#### [Task directions]
Copy nothing but the text: repeat each entry exactly and drop the images.

(Figure data in JSON)
------------------------------------------------------------
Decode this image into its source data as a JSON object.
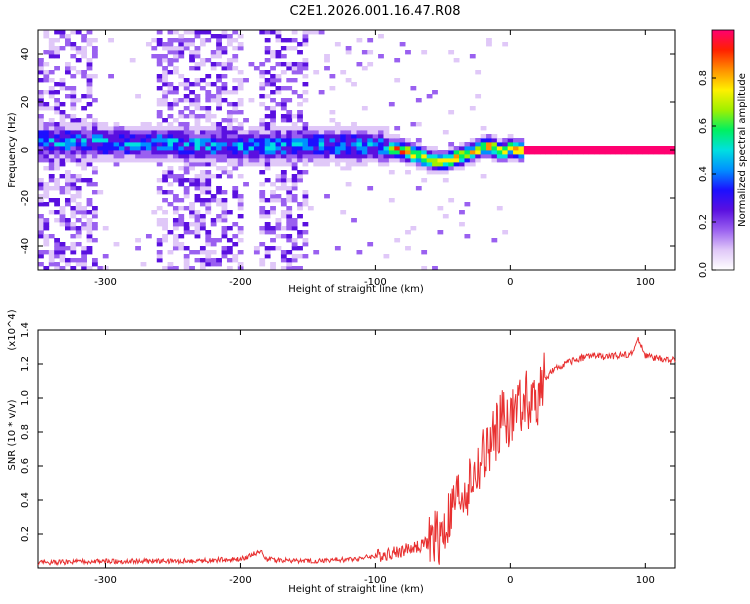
{
  "title": "C2E1.2026.001.16.47.R08",
  "chart_data": [
    {
      "type": "heatmap",
      "xlabel": "Height of straight line (km)",
      "ylabel": "Frequency (Hz)",
      "xlim": [
        -350,
        122
      ],
      "ylim": [
        -50,
        50
      ],
      "xticks": [
        -300,
        -200,
        -100,
        0,
        100
      ],
      "yticks": [
        -40,
        -20,
        0,
        20,
        40
      ],
      "colorbar": {
        "label": "Normalized spectral amplitude",
        "range": [
          0,
          1
        ],
        "ticks": [
          "0.0",
          "0.2",
          "0.4",
          "0.6",
          "0.8"
        ],
        "tick_values": [
          0.0,
          0.2,
          0.4,
          0.6,
          0.8
        ],
        "colormap": [
          "#ffffff",
          "#e0c8f8",
          "#9a60f0",
          "#5a10e0",
          "#1c10ff",
          "#0090ff",
          "#00e0e0",
          "#00f060",
          "#a0f000",
          "#fff000",
          "#ff9000",
          "#ff2000",
          "#ff0070"
        ]
      },
      "ridge": {
        "x": [
          -345,
          -300,
          -250,
          -200,
          -150,
          -100,
          -80,
          -60,
          -50,
          -40,
          -30,
          -20,
          -15,
          -10,
          -5,
          0,
          5,
          20,
          60,
          100,
          122
        ],
        "y": [
          4,
          3,
          3,
          1.5,
          2,
          2,
          0,
          -4,
          -5,
          -3,
          -1,
          1,
          2,
          0,
          -1,
          1,
          0,
          0,
          0,
          0,
          0
        ]
      },
      "noise_bands_x": [
        [
          -350,
          -305
        ],
        [
          -260,
          -200
        ],
        [
          -185,
          -150
        ]
      ]
    },
    {
      "type": "line",
      "xlabel": "Height of straight line (km)",
      "ylabel": "SNR (10 * v/v)",
      "y_multiplier": "(x10^4)",
      "xlim": [
        -350,
        122
      ],
      "ylim": [
        0,
        1.4
      ],
      "xticks": [
        -300,
        -200,
        -100,
        0,
        100
      ],
      "yticks": [
        0.2,
        0.4,
        0.6,
        0.8,
        1.0,
        1.2,
        1.4
      ],
      "series": [
        {
          "color": "#e83030",
          "x": [
            -350,
            -300,
            -250,
            -200,
            -185,
            -180,
            -150,
            -120,
            -100,
            -80,
            -60,
            -50,
            -45,
            -40,
            -35,
            -30,
            -25,
            -20,
            -15,
            -10,
            -5,
            0,
            5,
            10,
            15,
            20,
            25,
            30,
            40,
            50,
            60,
            70,
            80,
            90,
            95,
            100,
            110,
            122
          ],
          "values": [
            0.03,
            0.04,
            0.04,
            0.05,
            0.1,
            0.05,
            0.04,
            0.05,
            0.07,
            0.1,
            0.15,
            0.2,
            0.3,
            0.4,
            0.45,
            0.5,
            0.55,
            0.65,
            0.7,
            0.8,
            0.9,
            0.85,
            0.95,
            1.0,
            0.95,
            1.0,
            1.1,
            1.15,
            1.2,
            1.23,
            1.25,
            1.24,
            1.25,
            1.26,
            1.35,
            1.25,
            1.23,
            1.22
          ]
        }
      ]
    }
  ]
}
------------------------------------------------------------
#### [Task answer]
Decode this image into its source data as a JSON object.
{
  "title": "C2E1.2026.001.16.47.R08",
  "chart_data": [
    {
      "type": "heatmap",
      "xlabel": "Height of straight line (km)",
      "ylabel": "Frequency (Hz)",
      "xlim": [
        -350,
        122
      ],
      "ylim": [
        -50,
        50
      ],
      "xticks": [
        -300,
        -200,
        -100,
        0,
        100
      ],
      "yticks": [
        -40,
        -20,
        0,
        20,
        40
      ],
      "colorbar": {
        "label": "Normalized spectral amplitude",
        "range": [
          0,
          1
        ],
        "ticks": [
          "0.0",
          "0.2",
          "0.4",
          "0.6",
          "0.8"
        ],
        "tick_values": [
          0.0,
          0.2,
          0.4,
          0.6,
          0.8
        ],
        "colormap": [
          "#ffffff",
          "#e0c8f8",
          "#9a60f0",
          "#5a10e0",
          "#1c10ff",
          "#0090ff",
          "#00e0e0",
          "#00f060",
          "#a0f000",
          "#fff000",
          "#ff9000",
          "#ff2000",
          "#ff0070"
        ]
      },
      "ridge": {
        "x": [
          -345,
          -300,
          -250,
          -200,
          -150,
          -100,
          -80,
          -60,
          -50,
          -40,
          -30,
          -20,
          -15,
          -10,
          -5,
          0,
          5,
          20,
          60,
          100,
          122
        ],
        "y": [
          4,
          3,
          3,
          1.5,
          2,
          2,
          0,
          -4,
          -5,
          -3,
          -1,
          1,
          2,
          0,
          -1,
          1,
          0,
          0,
          0,
          0,
          0
        ]
      },
      "noise_bands_x": [
        [
          -350,
          -305
        ],
        [
          -260,
          -200
        ],
        [
          -185,
          -150
        ]
      ]
    },
    {
      "type": "line",
      "xlabel": "Height of straight line (km)",
      "ylabel": "SNR (10 * v/v)",
      "y_multiplier": "(x10^4)",
      "xlim": [
        -350,
        122
      ],
      "ylim": [
        0,
        1.4
      ],
      "xticks": [
        -300,
        -200,
        -100,
        0,
        100
      ],
      "yticks": [
        0.2,
        0.4,
        0.6,
        0.8,
        1.0,
        1.2,
        1.4
      ],
      "series": [
        {
          "color": "#e83030",
          "x": [
            -350,
            -300,
            -250,
            -200,
            -185,
            -180,
            -150,
            -120,
            -100,
            -80,
            -60,
            -50,
            -45,
            -40,
            -35,
            -30,
            -25,
            -20,
            -15,
            -10,
            -5,
            0,
            5,
            10,
            15,
            20,
            25,
            30,
            40,
            50,
            60,
            70,
            80,
            90,
            95,
            100,
            110,
            122
          ],
          "values": [
            0.03,
            0.04,
            0.04,
            0.05,
            0.1,
            0.05,
            0.04,
            0.05,
            0.07,
            0.1,
            0.15,
            0.2,
            0.3,
            0.4,
            0.45,
            0.5,
            0.55,
            0.65,
            0.7,
            0.8,
            0.9,
            0.85,
            0.95,
            1.0,
            0.95,
            1.0,
            1.1,
            1.15,
            1.2,
            1.23,
            1.25,
            1.24,
            1.25,
            1.26,
            1.35,
            1.25,
            1.23,
            1.22
          ]
        }
      ]
    }
  ]
}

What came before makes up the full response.